* **Work required**:
Skip the pictures. Repeat everything else in the records word for word.

===

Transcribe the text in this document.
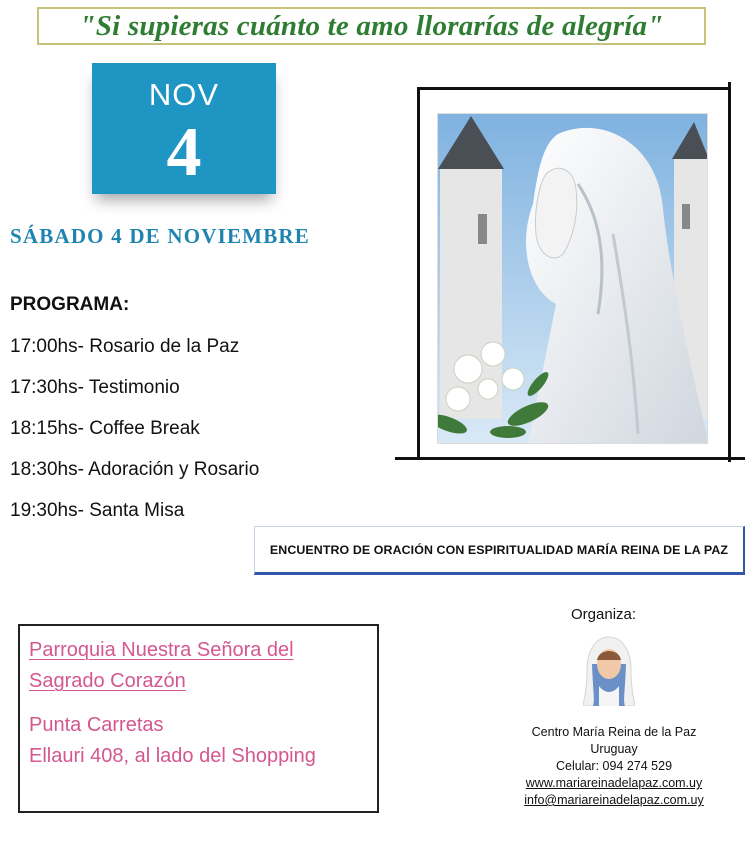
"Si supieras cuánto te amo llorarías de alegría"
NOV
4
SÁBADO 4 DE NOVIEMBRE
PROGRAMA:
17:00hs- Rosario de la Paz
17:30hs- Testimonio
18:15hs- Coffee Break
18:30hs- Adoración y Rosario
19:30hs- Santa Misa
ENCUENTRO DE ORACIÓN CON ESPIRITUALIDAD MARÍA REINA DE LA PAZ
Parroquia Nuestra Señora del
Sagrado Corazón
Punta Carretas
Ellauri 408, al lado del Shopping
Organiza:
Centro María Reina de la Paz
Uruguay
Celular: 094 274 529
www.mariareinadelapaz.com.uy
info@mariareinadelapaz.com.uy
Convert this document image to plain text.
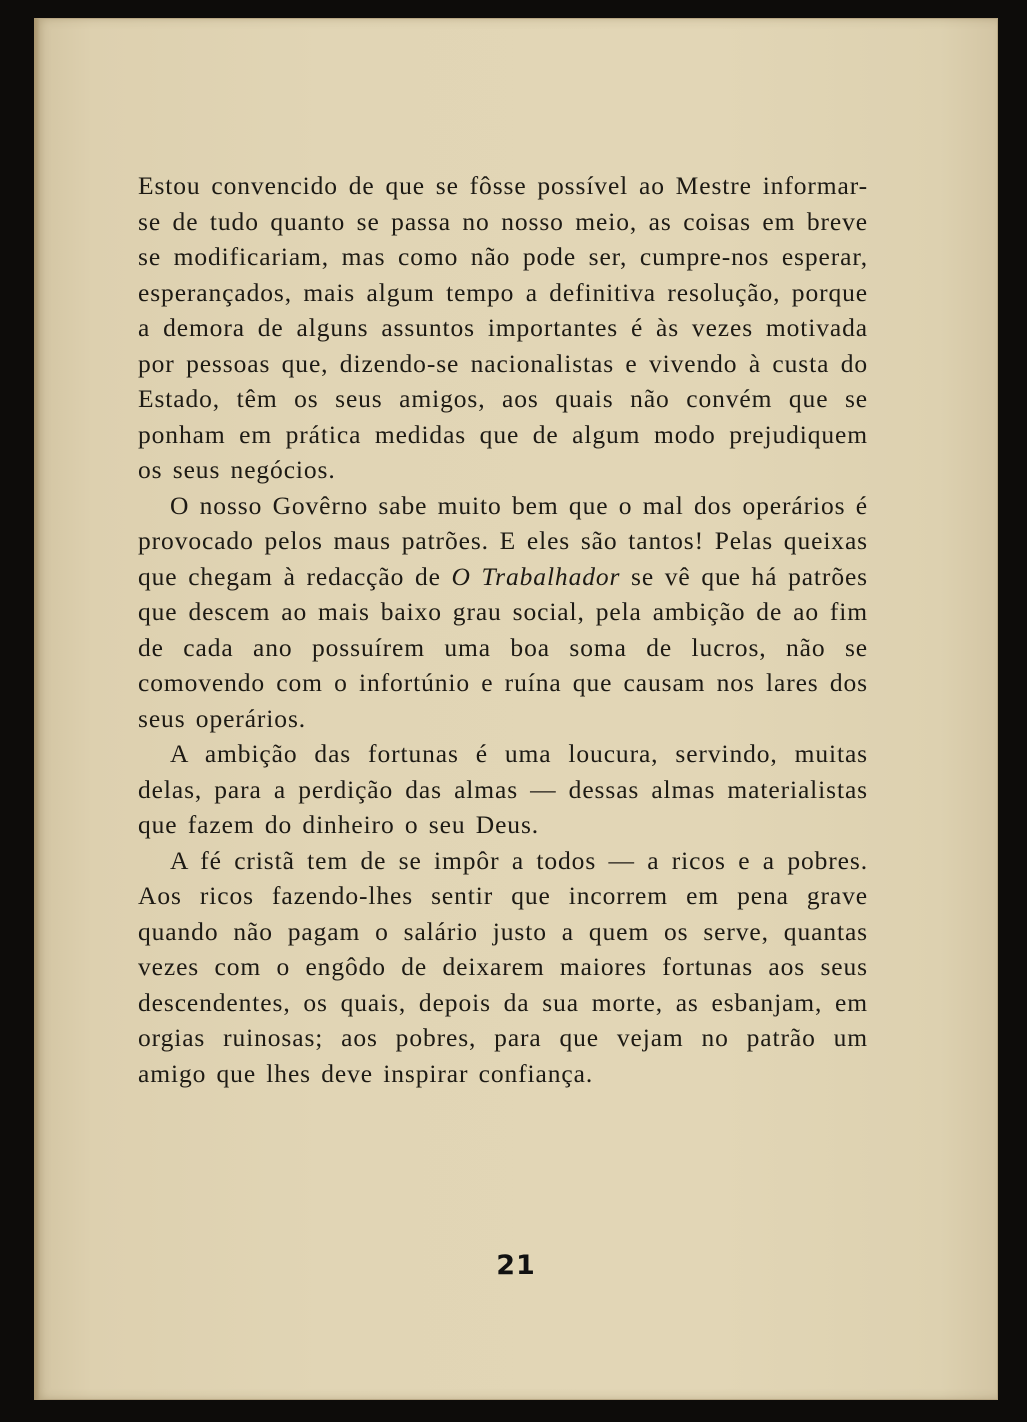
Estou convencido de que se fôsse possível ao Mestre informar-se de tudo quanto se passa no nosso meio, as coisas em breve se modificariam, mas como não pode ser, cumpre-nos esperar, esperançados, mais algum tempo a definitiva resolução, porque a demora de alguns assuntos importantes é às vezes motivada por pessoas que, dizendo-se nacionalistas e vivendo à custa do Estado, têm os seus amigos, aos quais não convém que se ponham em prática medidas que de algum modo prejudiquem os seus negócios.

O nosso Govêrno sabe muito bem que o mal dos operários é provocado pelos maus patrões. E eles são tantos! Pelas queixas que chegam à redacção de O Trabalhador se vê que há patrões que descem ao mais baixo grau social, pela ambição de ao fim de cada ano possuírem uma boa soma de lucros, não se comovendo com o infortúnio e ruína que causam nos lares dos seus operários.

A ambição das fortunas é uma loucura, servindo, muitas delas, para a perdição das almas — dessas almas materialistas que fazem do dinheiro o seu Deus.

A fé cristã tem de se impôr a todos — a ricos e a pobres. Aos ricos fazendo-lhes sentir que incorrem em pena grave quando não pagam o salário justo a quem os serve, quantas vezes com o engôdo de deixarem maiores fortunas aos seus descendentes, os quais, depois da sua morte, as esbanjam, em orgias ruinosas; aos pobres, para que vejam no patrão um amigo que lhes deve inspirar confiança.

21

===

* **Final result**:
Transcribe the text in this document.
"Si supieras cuánto te amo llorarías de alegría"
NOV
4
SÁBADO 4 DE NOVIEMBRE
PROGRAMA:
17:00hs- Rosario de la Paz
17:30hs- Testimonio
18:15hs- Coffee Break
18:30hs- Adoración y Rosario
19:30hs- Santa Misa
ENCUENTRO DE ORACIÓN CON ESPIRITUALIDAD MARÍA REINA DE LA PAZ
Parroquia Nuestra Señora del
Sagrado Corazón
Punta Carretas
Ellauri 408, al lado del Shopping
Organiza:
Centro María Reina de la Paz
Uruguay
Celular: 094 274 529
www.mariareinadelapaz.com.uy
info@mariareinadelapaz.com.uy
Convert this document image to plain text.
Estou convencido de que se fôsse possível ao Mestre informar-se de tudo quanto se passa no nosso meio, as coisas em breve se modificariam, mas como não pode ser, cumpre-nos esperar, esperançados, mais algum tempo a definitiva resolução, porque a demora de alguns assuntos importantes é às vezes motivada por pessoas que, dizendo-se nacionalistas e vivendo à custa do Estado, têm os seus amigos, aos quais não convém que se ponham em prática medidas que de algum modo prejudiquem os seus negócios.

O nosso Govêrno sabe muito bem que o mal dos operários é provocado pelos maus patrões. E eles são tantos! Pelas queixas que chegam à redacção de O Trabalhador se vê que há patrões que descem ao mais baixo grau social, pela ambição de ao fim de cada ano possuírem uma boa soma de lucros, não se comovendo com o infortúnio e ruína que causam nos lares dos seus operários.

A ambição das fortunas é uma loucura, servindo, muitas delas, para a perdição das almas — dessas almas materialistas que fazem do dinheiro o seu Deus.

A fé cristã tem de se impôr a todos — a ricos e a pobres. Aos ricos fazendo-lhes sentir que incorrem em pena grave quando não pagam o salário justo a quem os serve, quantas vezes com o engôdo de deixarem maiores fortunas aos seus descendentes, os quais, depois da sua morte, as esbanjam, em orgias ruinosas; aos pobres, para que vejam no patrão um amigo que lhes deve inspirar confiança.

21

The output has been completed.